## Dataset extract
++++++

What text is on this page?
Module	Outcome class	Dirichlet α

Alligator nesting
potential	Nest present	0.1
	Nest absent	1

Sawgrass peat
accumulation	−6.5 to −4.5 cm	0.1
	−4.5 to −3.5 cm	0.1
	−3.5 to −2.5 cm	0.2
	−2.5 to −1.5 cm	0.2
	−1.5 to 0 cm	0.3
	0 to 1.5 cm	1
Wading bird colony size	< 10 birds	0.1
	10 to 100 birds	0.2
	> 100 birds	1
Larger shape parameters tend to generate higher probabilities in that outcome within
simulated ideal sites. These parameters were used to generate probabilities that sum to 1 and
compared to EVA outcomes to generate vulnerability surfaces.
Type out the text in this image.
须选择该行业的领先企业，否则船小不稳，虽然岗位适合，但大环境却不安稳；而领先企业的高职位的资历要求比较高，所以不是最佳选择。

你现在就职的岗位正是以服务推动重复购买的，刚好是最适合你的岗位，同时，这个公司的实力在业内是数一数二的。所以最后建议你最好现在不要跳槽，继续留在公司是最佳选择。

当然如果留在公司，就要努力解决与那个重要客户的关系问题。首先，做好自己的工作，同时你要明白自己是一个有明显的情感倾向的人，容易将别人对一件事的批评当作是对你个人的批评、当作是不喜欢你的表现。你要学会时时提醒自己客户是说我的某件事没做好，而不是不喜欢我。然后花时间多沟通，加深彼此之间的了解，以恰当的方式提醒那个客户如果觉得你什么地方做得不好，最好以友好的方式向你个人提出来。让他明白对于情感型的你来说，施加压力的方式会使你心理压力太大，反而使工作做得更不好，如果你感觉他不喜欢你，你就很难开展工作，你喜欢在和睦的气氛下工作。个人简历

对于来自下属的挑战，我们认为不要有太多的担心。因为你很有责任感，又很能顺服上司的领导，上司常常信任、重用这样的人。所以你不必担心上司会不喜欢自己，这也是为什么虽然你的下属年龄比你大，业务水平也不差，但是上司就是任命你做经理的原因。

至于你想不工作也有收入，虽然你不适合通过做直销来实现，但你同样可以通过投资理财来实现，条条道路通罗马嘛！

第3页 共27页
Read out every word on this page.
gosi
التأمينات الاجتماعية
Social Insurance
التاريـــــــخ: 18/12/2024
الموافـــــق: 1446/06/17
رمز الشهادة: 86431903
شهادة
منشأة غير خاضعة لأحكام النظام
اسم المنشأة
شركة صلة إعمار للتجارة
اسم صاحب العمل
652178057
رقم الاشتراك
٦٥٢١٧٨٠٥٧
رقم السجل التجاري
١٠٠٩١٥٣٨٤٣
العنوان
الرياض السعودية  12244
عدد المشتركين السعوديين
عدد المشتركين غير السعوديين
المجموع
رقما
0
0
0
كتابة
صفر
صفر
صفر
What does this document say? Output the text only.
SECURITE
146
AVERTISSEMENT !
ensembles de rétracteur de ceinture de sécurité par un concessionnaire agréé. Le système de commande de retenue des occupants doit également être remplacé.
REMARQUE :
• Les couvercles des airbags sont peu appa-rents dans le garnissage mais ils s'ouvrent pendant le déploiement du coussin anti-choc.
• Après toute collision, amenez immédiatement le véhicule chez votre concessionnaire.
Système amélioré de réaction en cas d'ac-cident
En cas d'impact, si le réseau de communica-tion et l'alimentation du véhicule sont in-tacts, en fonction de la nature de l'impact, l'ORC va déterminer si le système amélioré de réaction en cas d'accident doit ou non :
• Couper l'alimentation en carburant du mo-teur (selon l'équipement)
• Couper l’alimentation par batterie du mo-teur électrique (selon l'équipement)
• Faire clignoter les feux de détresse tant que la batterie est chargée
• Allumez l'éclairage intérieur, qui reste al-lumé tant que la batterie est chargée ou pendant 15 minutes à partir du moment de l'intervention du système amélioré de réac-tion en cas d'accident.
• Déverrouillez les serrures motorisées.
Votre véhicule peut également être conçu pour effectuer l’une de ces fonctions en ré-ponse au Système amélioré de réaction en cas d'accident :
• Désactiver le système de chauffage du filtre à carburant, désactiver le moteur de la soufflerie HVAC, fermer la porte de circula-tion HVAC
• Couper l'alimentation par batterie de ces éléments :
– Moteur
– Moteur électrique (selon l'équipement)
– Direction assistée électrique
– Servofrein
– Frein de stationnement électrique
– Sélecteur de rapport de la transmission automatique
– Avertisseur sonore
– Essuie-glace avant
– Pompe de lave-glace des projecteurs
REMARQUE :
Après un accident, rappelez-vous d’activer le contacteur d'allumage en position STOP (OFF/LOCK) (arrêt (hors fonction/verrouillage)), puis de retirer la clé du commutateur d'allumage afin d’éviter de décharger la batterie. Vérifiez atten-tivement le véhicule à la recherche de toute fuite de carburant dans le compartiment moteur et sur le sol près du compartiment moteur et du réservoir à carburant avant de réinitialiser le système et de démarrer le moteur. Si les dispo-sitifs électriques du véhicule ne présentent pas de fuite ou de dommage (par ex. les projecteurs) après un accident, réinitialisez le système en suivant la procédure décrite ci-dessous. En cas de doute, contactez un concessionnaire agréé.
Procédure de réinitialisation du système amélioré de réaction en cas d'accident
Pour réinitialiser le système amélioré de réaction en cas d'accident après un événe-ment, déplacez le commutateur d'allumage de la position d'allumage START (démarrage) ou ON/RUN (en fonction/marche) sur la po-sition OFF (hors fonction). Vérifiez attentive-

++++++

## Written request
From the entries above, collect every line with the string "this" in it.

## The response
What text is on this page?
Type out the text in this image.
Read out every word on this page.
What does this document say? Output the text only.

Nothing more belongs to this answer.